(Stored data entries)
>> BEGIN

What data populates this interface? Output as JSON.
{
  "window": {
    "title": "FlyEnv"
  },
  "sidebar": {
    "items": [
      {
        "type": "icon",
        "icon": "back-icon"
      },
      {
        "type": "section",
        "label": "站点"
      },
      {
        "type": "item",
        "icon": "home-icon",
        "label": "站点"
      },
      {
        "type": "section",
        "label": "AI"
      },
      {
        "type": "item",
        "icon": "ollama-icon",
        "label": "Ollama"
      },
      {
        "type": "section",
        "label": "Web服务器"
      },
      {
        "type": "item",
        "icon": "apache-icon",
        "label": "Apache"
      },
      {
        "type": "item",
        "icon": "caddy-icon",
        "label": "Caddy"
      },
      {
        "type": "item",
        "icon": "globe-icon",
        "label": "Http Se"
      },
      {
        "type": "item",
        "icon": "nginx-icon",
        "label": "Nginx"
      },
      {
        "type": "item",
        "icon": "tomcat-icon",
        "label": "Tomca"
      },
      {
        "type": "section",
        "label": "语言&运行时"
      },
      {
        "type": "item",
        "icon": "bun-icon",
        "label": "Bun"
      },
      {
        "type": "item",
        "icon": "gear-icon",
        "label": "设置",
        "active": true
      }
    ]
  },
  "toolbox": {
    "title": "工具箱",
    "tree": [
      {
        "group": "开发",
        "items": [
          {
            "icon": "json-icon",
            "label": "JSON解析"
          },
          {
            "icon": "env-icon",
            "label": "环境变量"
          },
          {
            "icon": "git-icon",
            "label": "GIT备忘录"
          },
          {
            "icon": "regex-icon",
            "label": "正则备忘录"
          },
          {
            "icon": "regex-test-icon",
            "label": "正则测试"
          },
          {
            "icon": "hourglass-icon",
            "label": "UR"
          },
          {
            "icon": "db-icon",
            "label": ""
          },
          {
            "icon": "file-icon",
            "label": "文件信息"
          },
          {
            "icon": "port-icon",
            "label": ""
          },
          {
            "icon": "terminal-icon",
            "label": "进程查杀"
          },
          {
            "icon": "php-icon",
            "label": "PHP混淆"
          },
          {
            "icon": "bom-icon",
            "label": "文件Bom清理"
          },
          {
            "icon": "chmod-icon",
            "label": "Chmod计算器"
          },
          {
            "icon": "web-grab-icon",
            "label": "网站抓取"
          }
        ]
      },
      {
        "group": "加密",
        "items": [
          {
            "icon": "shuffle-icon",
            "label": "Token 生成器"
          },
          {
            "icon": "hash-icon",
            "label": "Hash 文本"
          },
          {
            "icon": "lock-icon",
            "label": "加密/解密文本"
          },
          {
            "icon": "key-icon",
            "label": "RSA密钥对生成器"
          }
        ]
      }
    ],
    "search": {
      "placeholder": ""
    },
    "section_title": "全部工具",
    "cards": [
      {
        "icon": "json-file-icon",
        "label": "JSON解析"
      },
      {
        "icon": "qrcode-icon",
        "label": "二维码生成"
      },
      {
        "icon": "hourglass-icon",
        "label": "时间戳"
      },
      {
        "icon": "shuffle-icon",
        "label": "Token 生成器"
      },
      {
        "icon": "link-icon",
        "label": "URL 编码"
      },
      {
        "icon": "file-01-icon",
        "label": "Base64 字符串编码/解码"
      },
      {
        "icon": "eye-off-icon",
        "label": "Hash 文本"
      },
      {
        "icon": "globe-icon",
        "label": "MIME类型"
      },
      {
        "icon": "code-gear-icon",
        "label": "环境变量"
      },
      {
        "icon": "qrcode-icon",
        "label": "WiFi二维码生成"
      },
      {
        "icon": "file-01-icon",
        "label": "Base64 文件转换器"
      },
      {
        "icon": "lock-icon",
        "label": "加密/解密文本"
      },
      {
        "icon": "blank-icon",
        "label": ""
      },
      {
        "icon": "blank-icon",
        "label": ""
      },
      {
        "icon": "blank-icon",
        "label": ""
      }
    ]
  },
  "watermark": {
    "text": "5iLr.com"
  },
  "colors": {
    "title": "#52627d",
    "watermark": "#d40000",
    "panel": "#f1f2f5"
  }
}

>> END

__Work required__.
Without leaving anything out, quote all the data.

__Final result__.
What data populates this interface? Output as JSON.
{
  "window": {
    "title": "FlyEnv"
  },
  "sidebar": {
    "items": [
      {
        "type": "icon",
        "icon": "back-icon"
      },
      {
        "type": "section",
        "label": "站点"
      },
      {
        "type": "item",
        "icon": "home-icon",
        "label": "站点"
      },
      {
        "type": "section",
        "label": "AI"
      },
      {
        "type": "item",
        "icon": "ollama-icon",
        "label": "Ollama"
      },
      {
        "type": "section",
        "label": "Web服务器"
      },
      {
        "type": "item",
        "icon": "apache-icon",
        "label": "Apache"
      },
      {
        "type": "item",
        "icon": "caddy-icon",
        "label": "Caddy"
      },
      {
        "type": "item",
        "icon": "globe-icon",
        "label": "Http Se"
      },
      {
        "type": "item",
        "icon": "nginx-icon",
        "label": "Nginx"
      },
      {
        "type": "item",
        "icon": "tomcat-icon",
        "label": "Tomca"
      },
      {
        "type": "section",
        "label": "语言&运行时"
      },
      {
        "type": "item",
        "icon": "bun-icon",
        "label": "Bun"
      },
      {
        "type": "item",
        "icon": "gear-icon",
        "label": "设置",
        "active": true
      }
    ]
  },
  "toolbox": {
    "title": "工具箱",
    "tree": [
      {
        "group": "开发",
        "items": [
          {
            "icon": "json-icon",
            "label": "JSON解析"
          },
          {
            "icon": "env-icon",
            "label": "环境变量"
          },
          {
            "icon": "git-icon",
            "label": "GIT备忘录"
          },
          {
            "icon": "regex-icon",
            "label": "正则备忘录"
          },
          {
            "icon": "regex-test-icon",
            "label": "正则测试"
          },
          {
            "icon": "hourglass-icon",
            "label": "UR"
          },
          {
            "icon": "db-icon",
            "label": ""
          },
          {
            "icon": "file-icon",
            "label": "文件信息"
          },
          {
            "icon": "port-icon",
            "label": ""
          },
          {
            "icon": "terminal-icon",
            "label": "进程查杀"
          },
          {
            "icon": "php-icon",
            "label": "PHP混淆"
          },
          {
            "icon": "bom-icon",
            "label": "文件Bom清理"
          },
          {
            "icon": "chmod-icon",
            "label": "Chmod计算器"
          },
          {
            "icon": "web-grab-icon",
            "label": "网站抓取"
          }
        ]
      },
      {
        "group": "加密",
        "items": [
          {
            "icon": "shuffle-icon",
            "label": "Token 生成器"
          },
          {
            "icon": "hash-icon",
            "label": "Hash 文本"
          },
          {
            "icon": "lock-icon",
            "label": "加密/解密文本"
          },
          {
            "icon": "key-icon",
            "label": "RSA密钥对生成器"
          }
        ]
      }
    ],
    "search": {
      "placeholder": ""
    },
    "section_title": "全部工具",
    "cards": [
      {
        "icon": "json-file-icon",
        "label": "JSON解析"
      },
      {
        "icon": "qrcode-icon",
        "label": "二维码生成"
      },
      {
        "icon": "hourglass-icon",
        "label": "时间戳"
      },
      {
        "icon": "shuffle-icon",
        "label": "Token 生成器"
      },
      {
        "icon": "link-icon",
        "label": "URL 编码"
      },
      {
        "icon": "file-01-icon",
        "label": "Base64 字符串编码/解码"
      },
      {
        "icon": "eye-off-icon",
        "label": "Hash 文本"
      },
      {
        "icon": "globe-icon",
        "label": "MIME类型"
      },
      {
        "icon": "code-gear-icon",
        "label": "环境变量"
      },
      {
        "icon": "qrcode-icon",
        "label": "WiFi二维码生成"
      },
      {
        "icon": "file-01-icon",
        "label": "Base64 文件转换器"
      },
      {
        "icon": "lock-icon",
        "label": "加密/解密文本"
      },
      {
        "icon": "blank-icon",
        "label": ""
      },
      {
        "icon": "blank-icon",
        "label": ""
      },
      {
        "icon": "blank-icon",
        "label": ""
      }
    ]
  },
  "watermark": {
    "text": "5iLr.com"
  },
  "colors": {
    "title": "#52627d",
    "watermark": "#d40000",
    "panel": "#f1f2f5"
  }
}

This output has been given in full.